- _Description of the task_:
Each line of the data that includes the string "Instructed" is to be copied out.
** Start **
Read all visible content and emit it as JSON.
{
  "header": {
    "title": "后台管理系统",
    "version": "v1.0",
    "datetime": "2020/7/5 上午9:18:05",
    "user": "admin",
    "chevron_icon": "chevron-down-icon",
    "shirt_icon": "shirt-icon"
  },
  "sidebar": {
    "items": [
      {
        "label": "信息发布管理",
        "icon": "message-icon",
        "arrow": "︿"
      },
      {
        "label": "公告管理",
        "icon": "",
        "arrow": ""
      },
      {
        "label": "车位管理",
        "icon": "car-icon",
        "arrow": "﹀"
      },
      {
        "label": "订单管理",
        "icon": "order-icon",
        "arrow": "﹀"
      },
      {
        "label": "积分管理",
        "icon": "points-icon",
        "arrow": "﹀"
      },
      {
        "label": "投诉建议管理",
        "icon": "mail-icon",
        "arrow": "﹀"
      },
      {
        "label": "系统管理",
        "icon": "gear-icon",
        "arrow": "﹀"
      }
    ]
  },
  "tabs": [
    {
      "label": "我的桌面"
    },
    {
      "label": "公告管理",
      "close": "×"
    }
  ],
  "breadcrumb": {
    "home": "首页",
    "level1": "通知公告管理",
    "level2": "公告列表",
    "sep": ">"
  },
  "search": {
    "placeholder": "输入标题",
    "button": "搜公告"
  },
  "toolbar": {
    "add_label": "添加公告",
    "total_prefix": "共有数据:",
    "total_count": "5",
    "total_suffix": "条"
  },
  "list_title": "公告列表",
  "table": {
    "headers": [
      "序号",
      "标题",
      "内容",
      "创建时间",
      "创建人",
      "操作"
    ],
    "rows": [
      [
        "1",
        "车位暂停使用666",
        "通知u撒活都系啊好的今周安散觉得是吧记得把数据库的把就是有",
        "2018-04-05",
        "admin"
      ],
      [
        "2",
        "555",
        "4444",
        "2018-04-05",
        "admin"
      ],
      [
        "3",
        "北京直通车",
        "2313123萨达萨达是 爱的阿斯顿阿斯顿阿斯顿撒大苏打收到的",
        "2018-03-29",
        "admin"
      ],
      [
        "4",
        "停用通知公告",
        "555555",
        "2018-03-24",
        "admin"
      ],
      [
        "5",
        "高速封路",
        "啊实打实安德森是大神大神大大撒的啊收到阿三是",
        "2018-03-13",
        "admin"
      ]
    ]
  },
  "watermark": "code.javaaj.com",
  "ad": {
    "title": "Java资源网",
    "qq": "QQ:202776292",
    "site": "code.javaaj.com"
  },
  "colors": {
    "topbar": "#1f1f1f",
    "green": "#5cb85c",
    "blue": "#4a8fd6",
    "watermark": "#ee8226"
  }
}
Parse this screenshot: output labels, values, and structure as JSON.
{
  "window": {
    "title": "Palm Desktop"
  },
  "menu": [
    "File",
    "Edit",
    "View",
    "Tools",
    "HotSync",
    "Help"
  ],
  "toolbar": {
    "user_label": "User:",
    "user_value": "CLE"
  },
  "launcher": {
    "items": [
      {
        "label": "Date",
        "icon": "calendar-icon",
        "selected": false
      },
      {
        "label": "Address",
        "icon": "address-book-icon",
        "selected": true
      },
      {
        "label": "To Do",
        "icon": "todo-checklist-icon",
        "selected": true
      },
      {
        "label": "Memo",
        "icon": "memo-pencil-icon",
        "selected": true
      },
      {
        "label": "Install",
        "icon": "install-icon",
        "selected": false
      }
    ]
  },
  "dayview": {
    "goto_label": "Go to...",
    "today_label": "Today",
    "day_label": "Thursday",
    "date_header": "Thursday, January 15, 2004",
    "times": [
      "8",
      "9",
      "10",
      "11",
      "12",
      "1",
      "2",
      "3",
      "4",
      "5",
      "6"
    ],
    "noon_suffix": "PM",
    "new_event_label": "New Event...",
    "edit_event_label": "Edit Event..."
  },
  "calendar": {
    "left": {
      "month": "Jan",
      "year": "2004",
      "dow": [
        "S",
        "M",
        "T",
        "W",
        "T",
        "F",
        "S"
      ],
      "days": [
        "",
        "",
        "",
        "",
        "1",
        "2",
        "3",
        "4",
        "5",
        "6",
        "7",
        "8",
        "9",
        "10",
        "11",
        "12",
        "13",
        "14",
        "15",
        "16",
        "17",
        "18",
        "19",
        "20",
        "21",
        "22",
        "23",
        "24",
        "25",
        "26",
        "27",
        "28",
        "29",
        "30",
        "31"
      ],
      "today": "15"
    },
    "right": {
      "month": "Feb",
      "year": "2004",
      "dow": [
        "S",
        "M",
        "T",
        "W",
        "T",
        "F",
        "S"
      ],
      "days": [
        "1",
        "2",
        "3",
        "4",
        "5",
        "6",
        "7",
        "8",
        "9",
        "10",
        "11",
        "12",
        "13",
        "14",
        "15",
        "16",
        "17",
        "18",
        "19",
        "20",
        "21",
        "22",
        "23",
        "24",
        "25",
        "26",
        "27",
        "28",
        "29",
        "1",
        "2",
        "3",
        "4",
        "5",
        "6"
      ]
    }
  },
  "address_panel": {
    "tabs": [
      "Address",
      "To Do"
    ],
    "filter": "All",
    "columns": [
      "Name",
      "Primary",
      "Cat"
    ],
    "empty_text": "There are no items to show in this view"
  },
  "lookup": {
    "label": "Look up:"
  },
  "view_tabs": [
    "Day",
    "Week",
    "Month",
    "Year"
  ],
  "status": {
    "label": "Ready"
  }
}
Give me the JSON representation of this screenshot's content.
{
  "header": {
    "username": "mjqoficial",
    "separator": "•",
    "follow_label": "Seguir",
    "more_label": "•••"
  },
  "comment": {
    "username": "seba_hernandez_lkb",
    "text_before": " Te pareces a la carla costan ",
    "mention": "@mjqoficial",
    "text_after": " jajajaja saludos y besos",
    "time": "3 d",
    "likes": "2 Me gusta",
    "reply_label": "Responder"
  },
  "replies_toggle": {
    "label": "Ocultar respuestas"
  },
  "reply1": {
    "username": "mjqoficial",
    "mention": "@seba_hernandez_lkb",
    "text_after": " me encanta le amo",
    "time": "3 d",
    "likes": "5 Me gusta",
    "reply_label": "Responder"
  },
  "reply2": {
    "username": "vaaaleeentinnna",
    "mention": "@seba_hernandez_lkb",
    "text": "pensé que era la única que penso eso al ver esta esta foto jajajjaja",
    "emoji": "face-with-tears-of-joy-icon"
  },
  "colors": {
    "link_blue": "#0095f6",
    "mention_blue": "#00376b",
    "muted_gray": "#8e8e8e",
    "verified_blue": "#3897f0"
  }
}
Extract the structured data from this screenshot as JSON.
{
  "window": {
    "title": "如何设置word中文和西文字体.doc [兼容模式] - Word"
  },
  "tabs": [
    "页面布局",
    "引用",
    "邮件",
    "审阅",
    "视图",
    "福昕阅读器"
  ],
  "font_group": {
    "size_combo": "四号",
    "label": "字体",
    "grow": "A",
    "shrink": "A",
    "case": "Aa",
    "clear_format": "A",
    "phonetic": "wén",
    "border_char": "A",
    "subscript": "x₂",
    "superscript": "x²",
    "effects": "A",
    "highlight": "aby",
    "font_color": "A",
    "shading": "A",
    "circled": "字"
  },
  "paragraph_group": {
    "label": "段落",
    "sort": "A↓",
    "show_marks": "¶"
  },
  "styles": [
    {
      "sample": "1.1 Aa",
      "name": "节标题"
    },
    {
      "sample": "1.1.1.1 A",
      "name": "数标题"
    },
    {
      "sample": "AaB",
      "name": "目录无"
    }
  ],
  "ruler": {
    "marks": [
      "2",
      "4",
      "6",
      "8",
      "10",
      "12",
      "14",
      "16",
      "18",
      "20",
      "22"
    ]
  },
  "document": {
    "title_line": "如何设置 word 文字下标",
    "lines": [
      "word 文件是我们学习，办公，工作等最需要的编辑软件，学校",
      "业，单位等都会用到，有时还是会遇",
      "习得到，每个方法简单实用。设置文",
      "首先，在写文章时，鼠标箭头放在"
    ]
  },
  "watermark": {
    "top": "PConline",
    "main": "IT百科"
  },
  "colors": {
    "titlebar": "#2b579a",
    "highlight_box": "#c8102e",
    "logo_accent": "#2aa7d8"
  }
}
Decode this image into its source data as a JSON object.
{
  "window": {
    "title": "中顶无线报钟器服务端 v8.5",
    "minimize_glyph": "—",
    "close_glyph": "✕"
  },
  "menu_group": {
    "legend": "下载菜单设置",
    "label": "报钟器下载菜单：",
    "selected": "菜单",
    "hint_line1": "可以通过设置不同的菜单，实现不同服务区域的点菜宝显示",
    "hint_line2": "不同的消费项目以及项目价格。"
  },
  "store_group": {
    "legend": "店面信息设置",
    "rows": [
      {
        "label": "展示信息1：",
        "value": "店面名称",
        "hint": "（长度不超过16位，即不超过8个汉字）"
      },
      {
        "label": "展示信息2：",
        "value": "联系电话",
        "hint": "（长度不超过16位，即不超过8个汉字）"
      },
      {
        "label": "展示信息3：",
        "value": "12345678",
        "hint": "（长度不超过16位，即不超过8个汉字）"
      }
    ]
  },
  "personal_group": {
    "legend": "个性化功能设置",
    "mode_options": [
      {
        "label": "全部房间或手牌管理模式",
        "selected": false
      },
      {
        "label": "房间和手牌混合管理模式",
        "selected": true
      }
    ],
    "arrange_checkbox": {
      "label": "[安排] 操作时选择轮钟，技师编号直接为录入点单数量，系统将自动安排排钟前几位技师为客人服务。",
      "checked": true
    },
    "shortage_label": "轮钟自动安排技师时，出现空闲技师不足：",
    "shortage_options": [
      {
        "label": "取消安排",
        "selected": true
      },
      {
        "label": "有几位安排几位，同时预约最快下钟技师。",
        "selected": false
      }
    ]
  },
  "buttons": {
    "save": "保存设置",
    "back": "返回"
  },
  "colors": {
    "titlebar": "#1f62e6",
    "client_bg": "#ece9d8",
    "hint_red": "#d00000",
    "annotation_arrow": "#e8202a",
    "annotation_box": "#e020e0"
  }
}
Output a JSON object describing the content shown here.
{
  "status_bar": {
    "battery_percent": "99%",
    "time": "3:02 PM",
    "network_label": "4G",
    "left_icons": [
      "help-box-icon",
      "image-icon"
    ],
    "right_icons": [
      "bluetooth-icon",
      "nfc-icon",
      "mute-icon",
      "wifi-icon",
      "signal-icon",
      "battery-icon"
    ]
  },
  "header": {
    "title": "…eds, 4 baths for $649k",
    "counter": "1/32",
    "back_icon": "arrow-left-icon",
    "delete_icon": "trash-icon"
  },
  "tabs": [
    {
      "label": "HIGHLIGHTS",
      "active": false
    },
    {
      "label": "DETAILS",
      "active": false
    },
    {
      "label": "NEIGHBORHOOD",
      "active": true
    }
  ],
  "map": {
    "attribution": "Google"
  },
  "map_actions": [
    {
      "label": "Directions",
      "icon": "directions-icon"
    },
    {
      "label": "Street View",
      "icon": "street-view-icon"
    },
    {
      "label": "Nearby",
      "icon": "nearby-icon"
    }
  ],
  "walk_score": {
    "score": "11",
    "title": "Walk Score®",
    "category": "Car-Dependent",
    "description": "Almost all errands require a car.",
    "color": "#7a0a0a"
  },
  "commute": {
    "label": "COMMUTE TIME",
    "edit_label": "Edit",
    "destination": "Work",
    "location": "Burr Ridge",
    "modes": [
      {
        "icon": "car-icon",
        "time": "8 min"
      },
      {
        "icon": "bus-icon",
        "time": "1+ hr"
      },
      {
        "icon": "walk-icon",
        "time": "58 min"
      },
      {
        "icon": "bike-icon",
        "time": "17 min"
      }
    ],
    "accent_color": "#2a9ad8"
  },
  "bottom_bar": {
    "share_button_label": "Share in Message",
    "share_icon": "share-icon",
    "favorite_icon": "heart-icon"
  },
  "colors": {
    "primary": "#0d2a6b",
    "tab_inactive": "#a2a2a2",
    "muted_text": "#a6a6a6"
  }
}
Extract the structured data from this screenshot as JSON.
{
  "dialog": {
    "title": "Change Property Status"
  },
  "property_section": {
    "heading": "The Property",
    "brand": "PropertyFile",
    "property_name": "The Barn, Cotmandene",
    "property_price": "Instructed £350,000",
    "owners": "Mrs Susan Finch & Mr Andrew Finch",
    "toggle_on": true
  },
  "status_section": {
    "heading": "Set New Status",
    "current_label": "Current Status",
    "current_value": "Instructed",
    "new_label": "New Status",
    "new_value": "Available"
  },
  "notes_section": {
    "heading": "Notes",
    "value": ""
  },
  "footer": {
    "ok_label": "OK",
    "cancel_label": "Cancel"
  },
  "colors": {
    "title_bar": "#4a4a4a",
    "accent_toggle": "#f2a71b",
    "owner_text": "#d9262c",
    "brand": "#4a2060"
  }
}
** End **
- _Full response_:
    "property_price": "Instructed £350,000",
    "current_value": "Instructed",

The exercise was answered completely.